**Prompt:** Where "genome" appears in a line of the entries below, that line should be copied.

BEGIN

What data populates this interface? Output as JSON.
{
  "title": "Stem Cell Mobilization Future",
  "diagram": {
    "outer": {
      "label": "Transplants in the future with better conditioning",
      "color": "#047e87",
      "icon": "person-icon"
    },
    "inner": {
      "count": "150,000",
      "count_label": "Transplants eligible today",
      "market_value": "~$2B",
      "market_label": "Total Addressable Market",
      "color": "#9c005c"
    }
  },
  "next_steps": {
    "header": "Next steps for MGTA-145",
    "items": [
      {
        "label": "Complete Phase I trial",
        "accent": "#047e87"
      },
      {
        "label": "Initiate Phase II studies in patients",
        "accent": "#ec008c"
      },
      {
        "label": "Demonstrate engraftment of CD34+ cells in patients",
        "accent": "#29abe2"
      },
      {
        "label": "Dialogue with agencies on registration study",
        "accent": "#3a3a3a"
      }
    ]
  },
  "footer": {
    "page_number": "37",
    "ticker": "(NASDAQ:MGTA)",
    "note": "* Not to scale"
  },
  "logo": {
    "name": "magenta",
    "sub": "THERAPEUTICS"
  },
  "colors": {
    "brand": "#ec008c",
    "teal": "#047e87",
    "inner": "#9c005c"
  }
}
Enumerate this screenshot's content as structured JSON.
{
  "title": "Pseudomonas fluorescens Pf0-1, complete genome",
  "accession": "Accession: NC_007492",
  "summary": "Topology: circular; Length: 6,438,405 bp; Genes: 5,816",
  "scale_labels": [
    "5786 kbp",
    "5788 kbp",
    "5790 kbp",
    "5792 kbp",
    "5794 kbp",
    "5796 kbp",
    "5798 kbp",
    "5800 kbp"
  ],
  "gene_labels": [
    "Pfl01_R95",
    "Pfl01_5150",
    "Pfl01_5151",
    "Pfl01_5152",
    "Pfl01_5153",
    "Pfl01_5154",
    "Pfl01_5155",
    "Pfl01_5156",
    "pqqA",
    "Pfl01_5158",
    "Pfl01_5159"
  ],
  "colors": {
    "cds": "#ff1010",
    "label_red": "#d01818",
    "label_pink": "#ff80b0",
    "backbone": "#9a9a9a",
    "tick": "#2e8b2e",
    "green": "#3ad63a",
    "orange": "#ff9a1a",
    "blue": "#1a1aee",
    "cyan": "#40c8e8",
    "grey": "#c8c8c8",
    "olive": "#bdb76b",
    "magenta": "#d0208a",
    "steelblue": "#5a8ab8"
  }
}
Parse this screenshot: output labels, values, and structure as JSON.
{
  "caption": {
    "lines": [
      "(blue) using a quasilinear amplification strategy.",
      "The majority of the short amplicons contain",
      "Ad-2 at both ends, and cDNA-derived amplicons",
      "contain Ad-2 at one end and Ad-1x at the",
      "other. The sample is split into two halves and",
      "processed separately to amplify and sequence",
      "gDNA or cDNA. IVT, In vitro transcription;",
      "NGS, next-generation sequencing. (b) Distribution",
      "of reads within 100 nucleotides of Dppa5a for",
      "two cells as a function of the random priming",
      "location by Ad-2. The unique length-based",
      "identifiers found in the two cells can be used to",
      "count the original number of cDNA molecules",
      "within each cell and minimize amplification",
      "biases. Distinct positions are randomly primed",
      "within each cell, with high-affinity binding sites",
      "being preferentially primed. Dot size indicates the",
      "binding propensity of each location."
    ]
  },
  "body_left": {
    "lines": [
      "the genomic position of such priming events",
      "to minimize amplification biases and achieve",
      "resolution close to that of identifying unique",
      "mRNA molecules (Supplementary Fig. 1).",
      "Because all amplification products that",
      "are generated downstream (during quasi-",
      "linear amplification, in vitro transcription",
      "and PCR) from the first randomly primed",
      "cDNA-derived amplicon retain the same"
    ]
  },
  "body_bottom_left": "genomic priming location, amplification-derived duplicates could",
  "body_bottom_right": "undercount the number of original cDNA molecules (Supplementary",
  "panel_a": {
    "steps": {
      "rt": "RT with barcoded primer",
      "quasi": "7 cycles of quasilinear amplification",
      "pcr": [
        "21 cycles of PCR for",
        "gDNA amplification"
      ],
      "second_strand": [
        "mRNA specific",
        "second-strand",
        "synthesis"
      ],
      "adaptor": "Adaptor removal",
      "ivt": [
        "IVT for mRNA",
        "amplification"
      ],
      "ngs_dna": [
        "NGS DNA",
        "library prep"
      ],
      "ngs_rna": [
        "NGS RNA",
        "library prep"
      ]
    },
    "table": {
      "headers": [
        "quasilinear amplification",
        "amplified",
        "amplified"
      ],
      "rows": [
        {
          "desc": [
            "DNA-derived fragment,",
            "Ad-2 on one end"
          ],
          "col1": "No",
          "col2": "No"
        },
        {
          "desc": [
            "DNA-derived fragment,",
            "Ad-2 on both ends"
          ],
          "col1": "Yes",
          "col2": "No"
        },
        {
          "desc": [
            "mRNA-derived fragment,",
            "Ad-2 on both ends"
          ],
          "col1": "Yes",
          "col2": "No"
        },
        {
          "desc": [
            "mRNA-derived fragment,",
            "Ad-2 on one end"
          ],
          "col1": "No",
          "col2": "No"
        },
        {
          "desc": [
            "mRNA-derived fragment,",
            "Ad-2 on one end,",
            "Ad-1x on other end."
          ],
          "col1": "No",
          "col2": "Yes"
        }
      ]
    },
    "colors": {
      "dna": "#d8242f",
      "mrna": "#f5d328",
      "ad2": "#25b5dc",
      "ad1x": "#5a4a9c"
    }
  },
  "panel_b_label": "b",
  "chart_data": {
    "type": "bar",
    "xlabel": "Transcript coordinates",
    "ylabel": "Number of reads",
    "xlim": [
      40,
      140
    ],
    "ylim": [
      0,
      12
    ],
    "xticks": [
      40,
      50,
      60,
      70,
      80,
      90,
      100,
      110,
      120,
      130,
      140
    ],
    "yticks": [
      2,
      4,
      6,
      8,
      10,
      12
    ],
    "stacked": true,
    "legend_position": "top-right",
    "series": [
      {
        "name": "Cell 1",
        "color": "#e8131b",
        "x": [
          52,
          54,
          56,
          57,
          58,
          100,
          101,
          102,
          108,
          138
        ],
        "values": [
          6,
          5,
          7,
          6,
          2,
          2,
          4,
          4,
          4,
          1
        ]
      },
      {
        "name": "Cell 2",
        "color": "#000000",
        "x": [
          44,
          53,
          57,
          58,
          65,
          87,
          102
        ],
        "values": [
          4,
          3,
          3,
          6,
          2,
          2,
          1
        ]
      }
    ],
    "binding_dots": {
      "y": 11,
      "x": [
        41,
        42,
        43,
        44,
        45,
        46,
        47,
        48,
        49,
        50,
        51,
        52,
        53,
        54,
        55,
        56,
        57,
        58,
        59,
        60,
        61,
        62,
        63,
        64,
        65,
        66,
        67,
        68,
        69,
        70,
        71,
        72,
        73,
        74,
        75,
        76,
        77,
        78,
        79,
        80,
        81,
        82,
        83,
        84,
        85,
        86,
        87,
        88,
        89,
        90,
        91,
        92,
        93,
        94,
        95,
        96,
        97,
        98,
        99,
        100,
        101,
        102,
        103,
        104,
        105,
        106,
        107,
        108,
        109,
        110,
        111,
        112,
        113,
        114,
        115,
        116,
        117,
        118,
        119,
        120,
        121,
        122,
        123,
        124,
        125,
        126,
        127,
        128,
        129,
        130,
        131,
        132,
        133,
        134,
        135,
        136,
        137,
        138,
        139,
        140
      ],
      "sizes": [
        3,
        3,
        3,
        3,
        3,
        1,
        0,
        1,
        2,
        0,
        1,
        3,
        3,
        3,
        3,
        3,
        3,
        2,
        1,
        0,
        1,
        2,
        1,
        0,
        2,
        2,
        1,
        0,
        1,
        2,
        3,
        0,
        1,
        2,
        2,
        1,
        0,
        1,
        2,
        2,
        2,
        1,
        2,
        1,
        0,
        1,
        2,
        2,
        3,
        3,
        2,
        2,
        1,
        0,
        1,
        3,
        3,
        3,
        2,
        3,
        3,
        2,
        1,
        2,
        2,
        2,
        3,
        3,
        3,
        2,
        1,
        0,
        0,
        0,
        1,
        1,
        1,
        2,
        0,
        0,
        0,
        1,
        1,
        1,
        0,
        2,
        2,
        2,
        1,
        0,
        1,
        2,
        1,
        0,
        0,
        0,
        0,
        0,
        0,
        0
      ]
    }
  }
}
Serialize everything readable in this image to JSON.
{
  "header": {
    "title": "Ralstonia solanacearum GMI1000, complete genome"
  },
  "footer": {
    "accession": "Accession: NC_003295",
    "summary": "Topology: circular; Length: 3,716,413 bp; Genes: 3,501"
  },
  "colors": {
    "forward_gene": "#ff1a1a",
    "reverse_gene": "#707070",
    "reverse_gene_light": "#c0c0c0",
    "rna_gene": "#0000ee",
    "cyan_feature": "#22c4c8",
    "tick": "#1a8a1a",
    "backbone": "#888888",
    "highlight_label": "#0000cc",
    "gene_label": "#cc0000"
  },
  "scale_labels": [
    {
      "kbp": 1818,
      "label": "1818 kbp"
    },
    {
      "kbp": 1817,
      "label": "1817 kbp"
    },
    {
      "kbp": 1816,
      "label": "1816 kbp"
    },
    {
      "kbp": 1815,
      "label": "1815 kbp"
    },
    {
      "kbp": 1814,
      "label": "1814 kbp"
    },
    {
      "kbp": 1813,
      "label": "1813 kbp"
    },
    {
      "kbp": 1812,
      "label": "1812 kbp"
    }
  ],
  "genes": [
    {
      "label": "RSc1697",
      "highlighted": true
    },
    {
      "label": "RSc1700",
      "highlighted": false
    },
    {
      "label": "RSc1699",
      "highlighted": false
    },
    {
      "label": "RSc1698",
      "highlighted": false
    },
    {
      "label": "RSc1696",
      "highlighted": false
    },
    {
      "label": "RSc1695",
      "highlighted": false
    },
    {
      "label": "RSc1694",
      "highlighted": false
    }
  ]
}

END

**Task solution:**
  "title": "Pseudomonas fluorescens Pf0-1, complete genome",
    "title": "Ralstonia solanacearum GMI1000, complete genome"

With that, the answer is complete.